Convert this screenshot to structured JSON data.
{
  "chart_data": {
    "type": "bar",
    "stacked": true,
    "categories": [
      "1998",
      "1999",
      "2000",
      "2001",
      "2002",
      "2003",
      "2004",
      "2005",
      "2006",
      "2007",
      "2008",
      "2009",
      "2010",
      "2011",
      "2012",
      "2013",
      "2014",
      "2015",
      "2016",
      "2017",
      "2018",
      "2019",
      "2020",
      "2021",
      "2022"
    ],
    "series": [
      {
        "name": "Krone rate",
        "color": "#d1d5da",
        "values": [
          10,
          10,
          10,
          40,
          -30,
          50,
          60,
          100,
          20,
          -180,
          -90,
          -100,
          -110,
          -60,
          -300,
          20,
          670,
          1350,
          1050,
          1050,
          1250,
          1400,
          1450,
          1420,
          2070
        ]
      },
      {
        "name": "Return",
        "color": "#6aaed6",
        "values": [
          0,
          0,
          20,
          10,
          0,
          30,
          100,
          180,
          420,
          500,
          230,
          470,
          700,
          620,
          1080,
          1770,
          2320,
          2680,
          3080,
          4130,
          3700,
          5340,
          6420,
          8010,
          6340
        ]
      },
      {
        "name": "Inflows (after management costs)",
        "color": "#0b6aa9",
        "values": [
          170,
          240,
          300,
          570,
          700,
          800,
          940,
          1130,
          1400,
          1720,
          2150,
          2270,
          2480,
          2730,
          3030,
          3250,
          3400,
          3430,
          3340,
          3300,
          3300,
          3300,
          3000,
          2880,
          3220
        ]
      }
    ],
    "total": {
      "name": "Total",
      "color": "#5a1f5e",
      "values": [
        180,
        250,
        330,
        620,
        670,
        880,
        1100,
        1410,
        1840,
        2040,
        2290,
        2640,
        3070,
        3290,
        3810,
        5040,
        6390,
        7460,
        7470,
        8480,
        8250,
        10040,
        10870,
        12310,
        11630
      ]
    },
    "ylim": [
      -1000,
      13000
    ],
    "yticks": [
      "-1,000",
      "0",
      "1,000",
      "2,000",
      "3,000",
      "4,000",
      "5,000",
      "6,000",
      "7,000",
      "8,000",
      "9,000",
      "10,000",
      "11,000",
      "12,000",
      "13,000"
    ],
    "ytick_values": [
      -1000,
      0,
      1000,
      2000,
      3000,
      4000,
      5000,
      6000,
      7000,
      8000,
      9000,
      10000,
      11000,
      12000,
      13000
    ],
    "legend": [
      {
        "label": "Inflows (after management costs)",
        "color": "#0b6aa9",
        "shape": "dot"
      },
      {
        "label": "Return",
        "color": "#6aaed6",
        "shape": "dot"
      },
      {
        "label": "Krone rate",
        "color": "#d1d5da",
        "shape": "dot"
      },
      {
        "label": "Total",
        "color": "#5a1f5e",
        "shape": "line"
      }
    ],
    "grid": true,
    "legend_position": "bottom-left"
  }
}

____________________

__Task to complete__: Read the entries and select each line where the word "costs" is found.

__Result of the exercise__:
        "name": "Inflows (after management costs)",
        "label": "Inflows (after management costs)",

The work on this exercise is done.